== Material for this task ==

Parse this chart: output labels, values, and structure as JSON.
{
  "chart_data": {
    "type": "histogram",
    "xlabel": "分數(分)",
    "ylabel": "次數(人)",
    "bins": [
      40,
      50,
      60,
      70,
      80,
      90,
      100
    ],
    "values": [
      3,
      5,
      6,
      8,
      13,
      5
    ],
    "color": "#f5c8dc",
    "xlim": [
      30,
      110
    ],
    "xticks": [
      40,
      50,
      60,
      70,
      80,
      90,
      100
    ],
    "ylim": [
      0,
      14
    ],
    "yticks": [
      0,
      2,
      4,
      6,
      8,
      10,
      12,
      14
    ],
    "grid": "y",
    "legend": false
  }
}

===

## What the task requires
Retype the records that precede this task, keeping them exactly the same.

## Correct result
Parse this chart: output labels, values, and structure as JSON.
{
  "chart_data": {
    "type": "histogram",
    "xlabel": "分數(分)",
    "ylabel": "次數(人)",
    "bins": [
      40,
      50,
      60,
      70,
      80,
      90,
      100
    ],
    "values": [
      3,
      5,
      6,
      8,
      13,
      5
    ],
    "color": "#f5c8dc",
    "xlim": [
      30,
      110
    ],
    "xticks": [
      40,
      50,
      60,
      70,
      80,
      90,
      100
    ],
    "ylim": [
      0,
      14
    ],
    "yticks": [
      0,
      2,
      4,
      6,
      8,
      10,
      12,
      14
    ],
    "grid": "y",
    "legend": false
  }
}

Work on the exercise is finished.